SHORT TASK
Your task is to copy the listing exactly. Drop any pictures from the copy.

Stored items from a collection:
- - - -

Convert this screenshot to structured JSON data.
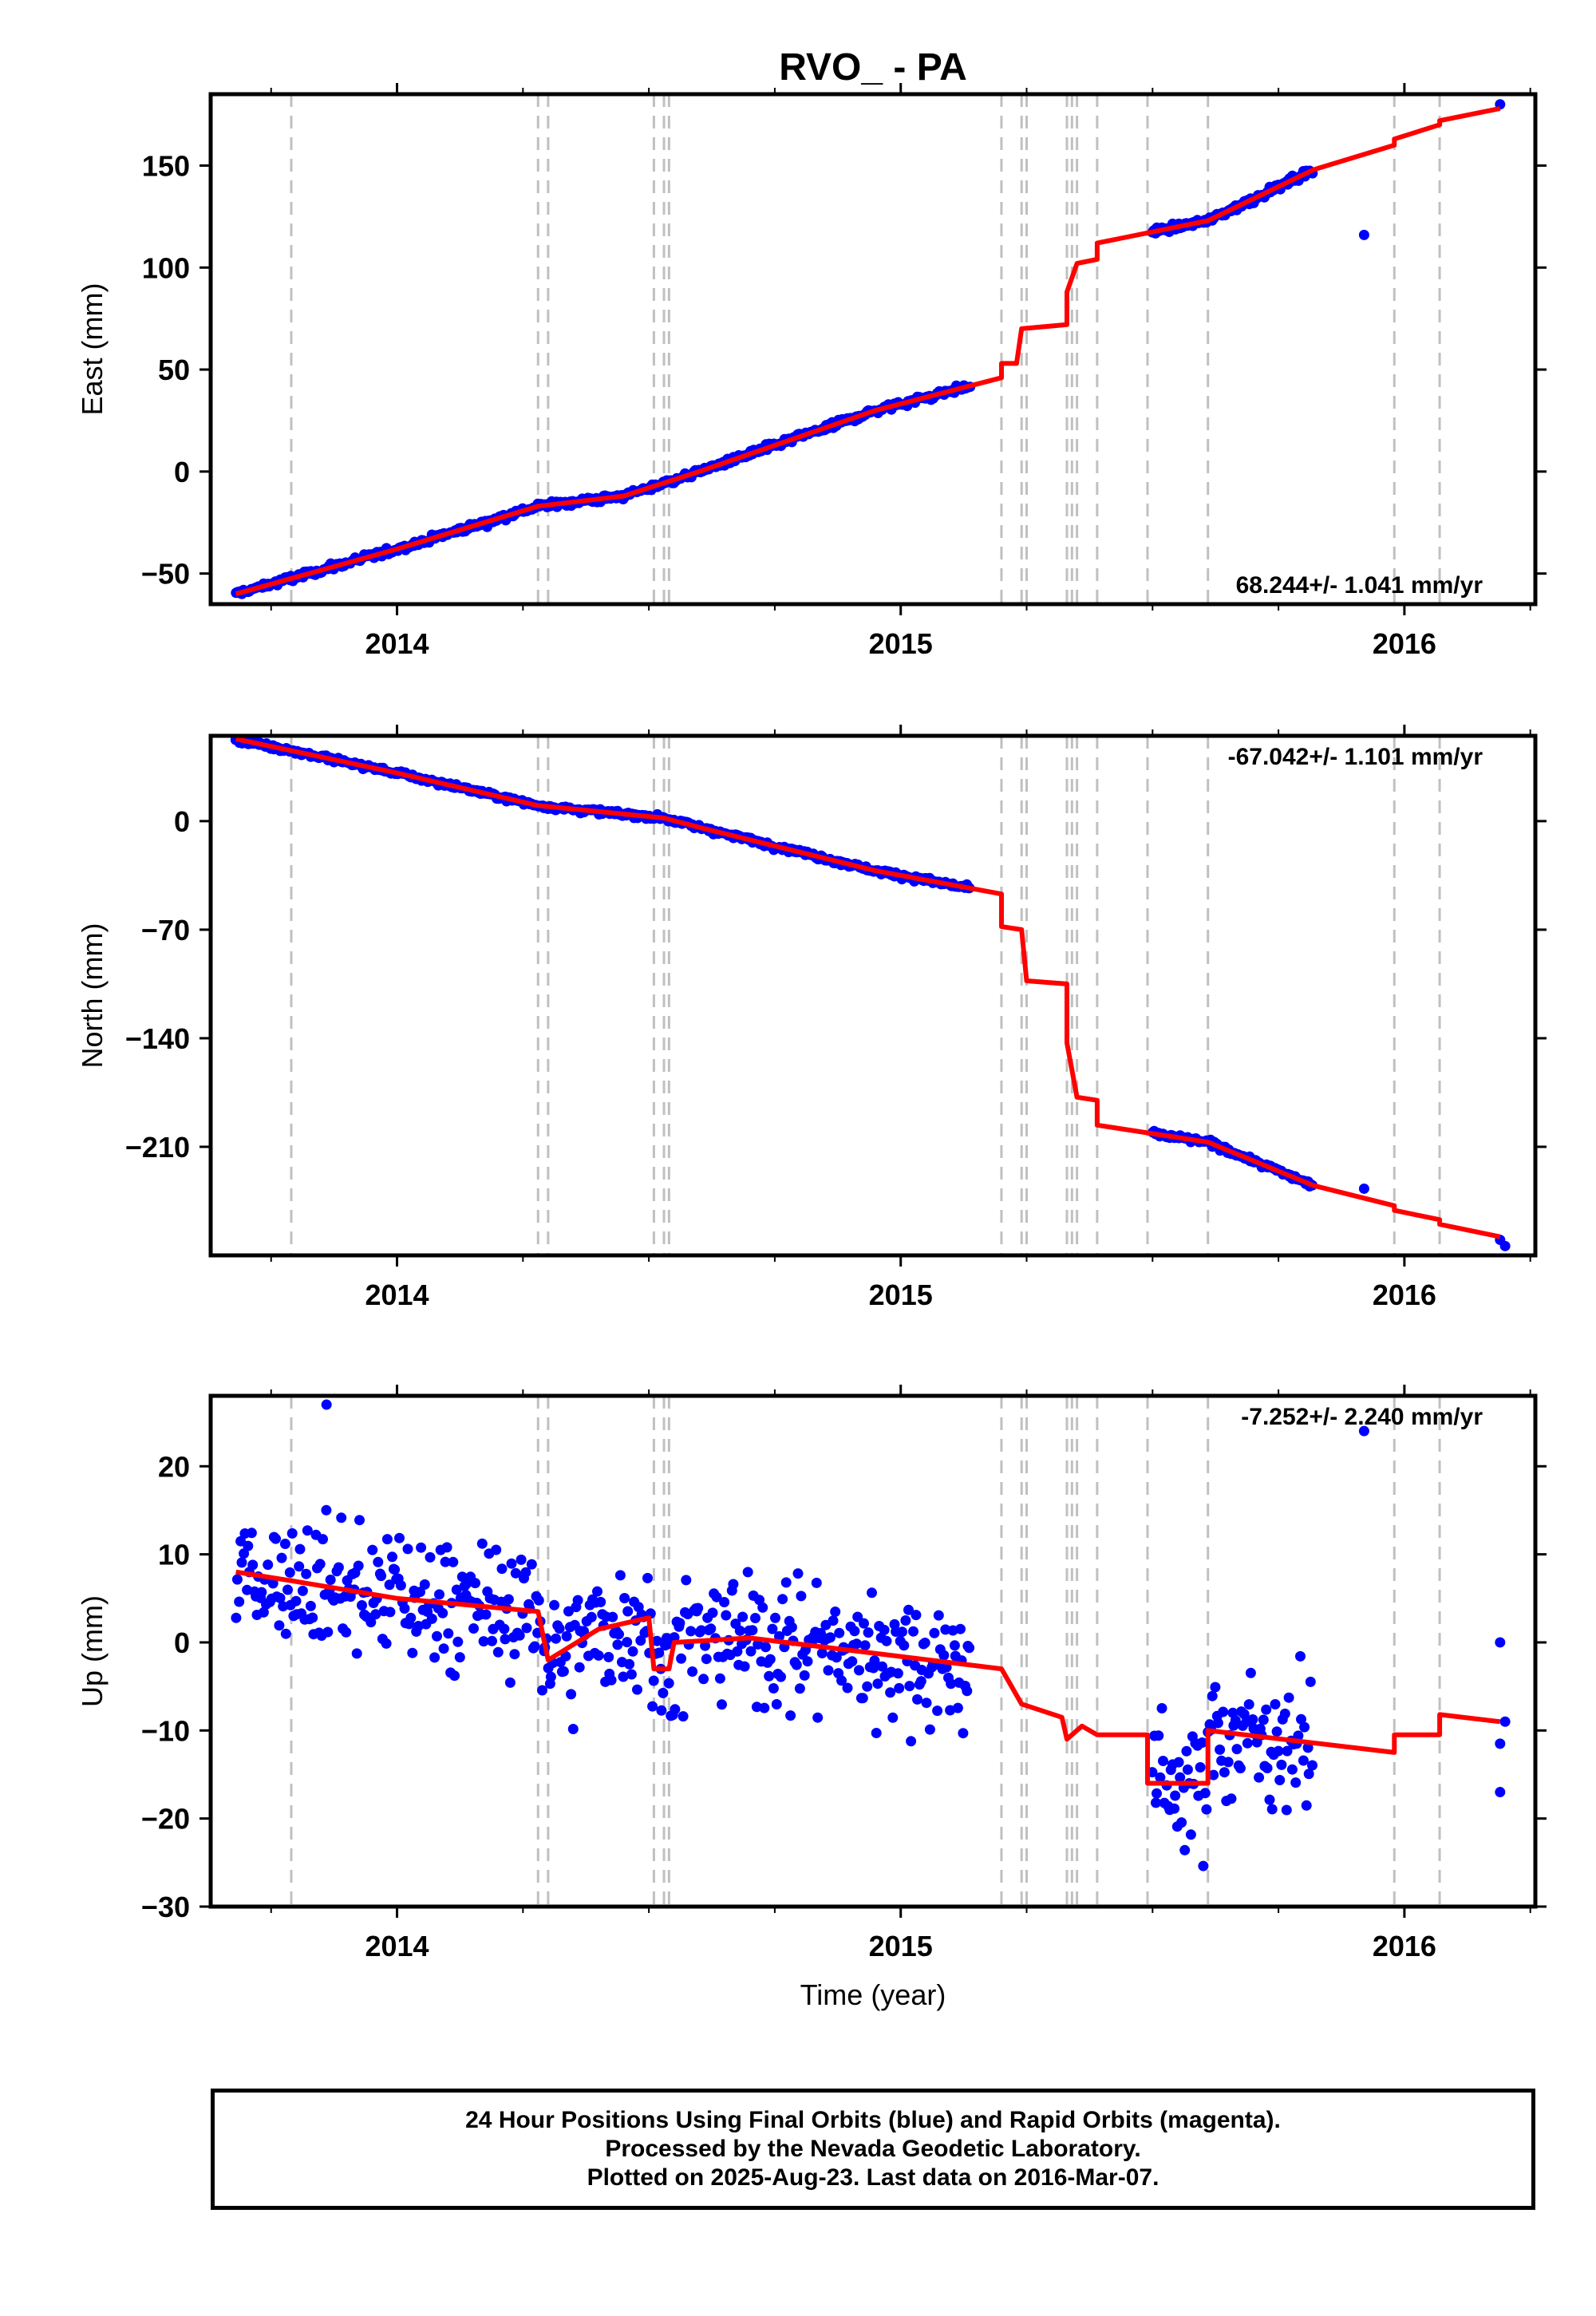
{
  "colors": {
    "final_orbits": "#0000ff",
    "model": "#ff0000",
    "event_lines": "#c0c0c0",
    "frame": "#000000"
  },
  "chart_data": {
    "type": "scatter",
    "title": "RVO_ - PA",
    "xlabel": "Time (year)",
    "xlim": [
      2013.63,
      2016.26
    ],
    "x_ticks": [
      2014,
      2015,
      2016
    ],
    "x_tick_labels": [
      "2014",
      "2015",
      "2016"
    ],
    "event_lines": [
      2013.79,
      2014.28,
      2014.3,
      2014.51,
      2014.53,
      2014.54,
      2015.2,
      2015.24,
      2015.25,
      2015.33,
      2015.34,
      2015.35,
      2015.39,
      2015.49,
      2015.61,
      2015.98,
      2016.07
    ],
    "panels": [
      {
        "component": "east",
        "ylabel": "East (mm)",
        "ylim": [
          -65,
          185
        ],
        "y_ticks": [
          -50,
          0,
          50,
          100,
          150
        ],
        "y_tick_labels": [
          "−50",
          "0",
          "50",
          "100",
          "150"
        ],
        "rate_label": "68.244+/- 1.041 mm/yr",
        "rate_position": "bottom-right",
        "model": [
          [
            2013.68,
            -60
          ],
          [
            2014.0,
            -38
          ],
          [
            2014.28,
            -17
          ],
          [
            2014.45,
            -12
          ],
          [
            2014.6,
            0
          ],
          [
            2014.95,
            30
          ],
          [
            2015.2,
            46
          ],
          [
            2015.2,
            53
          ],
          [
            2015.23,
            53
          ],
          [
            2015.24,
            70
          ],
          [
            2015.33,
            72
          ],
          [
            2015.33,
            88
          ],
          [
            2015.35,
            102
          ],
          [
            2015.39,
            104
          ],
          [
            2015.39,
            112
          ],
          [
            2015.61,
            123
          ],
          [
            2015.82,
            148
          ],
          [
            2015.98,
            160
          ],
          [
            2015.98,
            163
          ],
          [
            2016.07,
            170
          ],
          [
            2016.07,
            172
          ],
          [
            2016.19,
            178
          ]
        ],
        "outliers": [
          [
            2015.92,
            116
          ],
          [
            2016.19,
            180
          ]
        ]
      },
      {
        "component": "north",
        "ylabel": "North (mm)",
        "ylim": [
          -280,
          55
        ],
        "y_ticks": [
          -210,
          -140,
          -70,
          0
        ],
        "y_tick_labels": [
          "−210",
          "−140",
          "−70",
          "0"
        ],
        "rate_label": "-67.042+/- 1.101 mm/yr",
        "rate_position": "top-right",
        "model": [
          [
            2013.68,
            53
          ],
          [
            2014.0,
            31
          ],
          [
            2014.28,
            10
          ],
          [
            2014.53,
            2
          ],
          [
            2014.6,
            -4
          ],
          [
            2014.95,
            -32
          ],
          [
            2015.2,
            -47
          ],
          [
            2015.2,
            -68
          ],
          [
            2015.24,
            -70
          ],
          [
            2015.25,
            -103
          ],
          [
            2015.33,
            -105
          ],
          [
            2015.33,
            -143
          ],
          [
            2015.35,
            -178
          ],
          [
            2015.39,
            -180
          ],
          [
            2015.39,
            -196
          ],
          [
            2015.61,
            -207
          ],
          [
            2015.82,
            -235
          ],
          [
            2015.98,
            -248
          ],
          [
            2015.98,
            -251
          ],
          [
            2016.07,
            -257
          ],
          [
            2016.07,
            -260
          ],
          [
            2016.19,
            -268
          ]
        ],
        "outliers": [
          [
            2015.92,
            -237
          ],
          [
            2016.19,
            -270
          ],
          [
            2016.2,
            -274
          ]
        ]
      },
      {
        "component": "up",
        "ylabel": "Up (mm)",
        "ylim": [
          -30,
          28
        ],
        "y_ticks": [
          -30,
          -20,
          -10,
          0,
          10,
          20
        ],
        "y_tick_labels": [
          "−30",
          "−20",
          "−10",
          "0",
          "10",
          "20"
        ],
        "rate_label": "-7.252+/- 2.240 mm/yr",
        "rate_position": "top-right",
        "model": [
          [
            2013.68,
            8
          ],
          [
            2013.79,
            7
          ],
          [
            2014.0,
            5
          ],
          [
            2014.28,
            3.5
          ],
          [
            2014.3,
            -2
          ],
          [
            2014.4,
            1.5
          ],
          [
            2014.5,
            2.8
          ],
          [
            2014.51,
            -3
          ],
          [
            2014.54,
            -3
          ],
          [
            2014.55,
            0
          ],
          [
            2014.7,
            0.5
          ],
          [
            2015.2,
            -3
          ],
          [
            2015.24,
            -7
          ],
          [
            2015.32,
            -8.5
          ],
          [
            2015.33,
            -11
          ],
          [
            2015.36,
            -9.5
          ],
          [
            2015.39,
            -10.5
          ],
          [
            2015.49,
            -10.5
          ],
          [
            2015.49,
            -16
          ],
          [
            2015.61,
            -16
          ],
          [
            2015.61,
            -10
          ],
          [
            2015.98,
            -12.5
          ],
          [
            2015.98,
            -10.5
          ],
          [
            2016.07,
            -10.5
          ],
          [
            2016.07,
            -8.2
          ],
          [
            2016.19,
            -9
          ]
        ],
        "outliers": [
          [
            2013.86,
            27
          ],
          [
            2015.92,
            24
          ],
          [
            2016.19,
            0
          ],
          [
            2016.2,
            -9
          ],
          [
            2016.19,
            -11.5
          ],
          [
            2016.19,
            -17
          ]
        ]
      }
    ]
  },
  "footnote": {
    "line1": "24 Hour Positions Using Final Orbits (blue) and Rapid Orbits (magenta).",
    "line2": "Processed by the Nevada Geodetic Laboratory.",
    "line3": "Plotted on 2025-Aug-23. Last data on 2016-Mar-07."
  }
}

- - - -

COMPLETE RESPONSE
Convert this screenshot to structured JSON data.
{
  "colors": {
    "final_orbits": "#0000ff",
    "model": "#ff0000",
    "event_lines": "#c0c0c0",
    "frame": "#000000"
  },
  "chart_data": {
    "type": "scatter",
    "title": "RVO_ - PA",
    "xlabel": "Time (year)",
    "xlim": [
      2013.63,
      2016.26
    ],
    "x_ticks": [
      2014,
      2015,
      2016
    ],
    "x_tick_labels": [
      "2014",
      "2015",
      "2016"
    ],
    "event_lines": [
      2013.79,
      2014.28,
      2014.3,
      2014.51,
      2014.53,
      2014.54,
      2015.2,
      2015.24,
      2015.25,
      2015.33,
      2015.34,
      2015.35,
      2015.39,
      2015.49,
      2015.61,
      2015.98,
      2016.07
    ],
    "panels": [
      {
        "component": "east",
        "ylabel": "East (mm)",
        "ylim": [
          -65,
          185
        ],
        "y_ticks": [
          -50,
          0,
          50,
          100,
          150
        ],
        "y_tick_labels": [
          "−50",
          "0",
          "50",
          "100",
          "150"
        ],
        "rate_label": "68.244+/- 1.041 mm/yr",
        "rate_position": "bottom-right",
        "model": [
          [
            2013.68,
            -60
          ],
          [
            2014.0,
            -38
          ],
          [
            2014.28,
            -17
          ],
          [
            2014.45,
            -12
          ],
          [
            2014.6,
            0
          ],
          [
            2014.95,
            30
          ],
          [
            2015.2,
            46
          ],
          [
            2015.2,
            53
          ],
          [
            2015.23,
            53
          ],
          [
            2015.24,
            70
          ],
          [
            2015.33,
            72
          ],
          [
            2015.33,
            88
          ],
          [
            2015.35,
            102
          ],
          [
            2015.39,
            104
          ],
          [
            2015.39,
            112
          ],
          [
            2015.61,
            123
          ],
          [
            2015.82,
            148
          ],
          [
            2015.98,
            160
          ],
          [
            2015.98,
            163
          ],
          [
            2016.07,
            170
          ],
          [
            2016.07,
            172
          ],
          [
            2016.19,
            178
          ]
        ],
        "outliers": [
          [
            2015.92,
            116
          ],
          [
            2016.19,
            180
          ]
        ]
      },
      {
        "component": "north",
        "ylabel": "North (mm)",
        "ylim": [
          -280,
          55
        ],
        "y_ticks": [
          -210,
          -140,
          -70,
          0
        ],
        "y_tick_labels": [
          "−210",
          "−140",
          "−70",
          "0"
        ],
        "rate_label": "-67.042+/- 1.101 mm/yr",
        "rate_position": "top-right",
        "model": [
          [
            2013.68,
            53
          ],
          [
            2014.0,
            31
          ],
          [
            2014.28,
            10
          ],
          [
            2014.53,
            2
          ],
          [
            2014.6,
            -4
          ],
          [
            2014.95,
            -32
          ],
          [
            2015.2,
            -47
          ],
          [
            2015.2,
            -68
          ],
          [
            2015.24,
            -70
          ],
          [
            2015.25,
            -103
          ],
          [
            2015.33,
            -105
          ],
          [
            2015.33,
            -143
          ],
          [
            2015.35,
            -178
          ],
          [
            2015.39,
            -180
          ],
          [
            2015.39,
            -196
          ],
          [
            2015.61,
            -207
          ],
          [
            2015.82,
            -235
          ],
          [
            2015.98,
            -248
          ],
          [
            2015.98,
            -251
          ],
          [
            2016.07,
            -257
          ],
          [
            2016.07,
            -260
          ],
          [
            2016.19,
            -268
          ]
        ],
        "outliers": [
          [
            2015.92,
            -237
          ],
          [
            2016.19,
            -270
          ],
          [
            2016.2,
            -274
          ]
        ]
      },
      {
        "component": "up",
        "ylabel": "Up (mm)",
        "ylim": [
          -30,
          28
        ],
        "y_ticks": [
          -30,
          -20,
          -10,
          0,
          10,
          20
        ],
        "y_tick_labels": [
          "−30",
          "−20",
          "−10",
          "0",
          "10",
          "20"
        ],
        "rate_label": "-7.252+/- 2.240 mm/yr",
        "rate_position": "top-right",
        "model": [
          [
            2013.68,
            8
          ],
          [
            2013.79,
            7
          ],
          [
            2014.0,
            5
          ],
          [
            2014.28,
            3.5
          ],
          [
            2014.3,
            -2
          ],
          [
            2014.4,
            1.5
          ],
          [
            2014.5,
            2.8
          ],
          [
            2014.51,
            -3
          ],
          [
            2014.54,
            -3
          ],
          [
            2014.55,
            0
          ],
          [
            2014.7,
            0.5
          ],
          [
            2015.2,
            -3
          ],
          [
            2015.24,
            -7
          ],
          [
            2015.32,
            -8.5
          ],
          [
            2015.33,
            -11
          ],
          [
            2015.36,
            -9.5
          ],
          [
            2015.39,
            -10.5
          ],
          [
            2015.49,
            -10.5
          ],
          [
            2015.49,
            -16
          ],
          [
            2015.61,
            -16
          ],
          [
            2015.61,
            -10
          ],
          [
            2015.98,
            -12.5
          ],
          [
            2015.98,
            -10.5
          ],
          [
            2016.07,
            -10.5
          ],
          [
            2016.07,
            -8.2
          ],
          [
            2016.19,
            -9
          ]
        ],
        "outliers": [
          [
            2013.86,
            27
          ],
          [
            2015.92,
            24
          ],
          [
            2016.19,
            0
          ],
          [
            2016.2,
            -9
          ],
          [
            2016.19,
            -11.5
          ],
          [
            2016.19,
            -17
          ]
        ]
      }
    ]
  },
  "footnote": {
    "line1": "24 Hour Positions Using Final Orbits (blue) and Rapid Orbits (magenta).",
    "line2": "Processed by the Nevada Geodetic Laboratory.",
    "line3": "Plotted on 2025-Aug-23. Last data on 2016-Mar-07."
  }
}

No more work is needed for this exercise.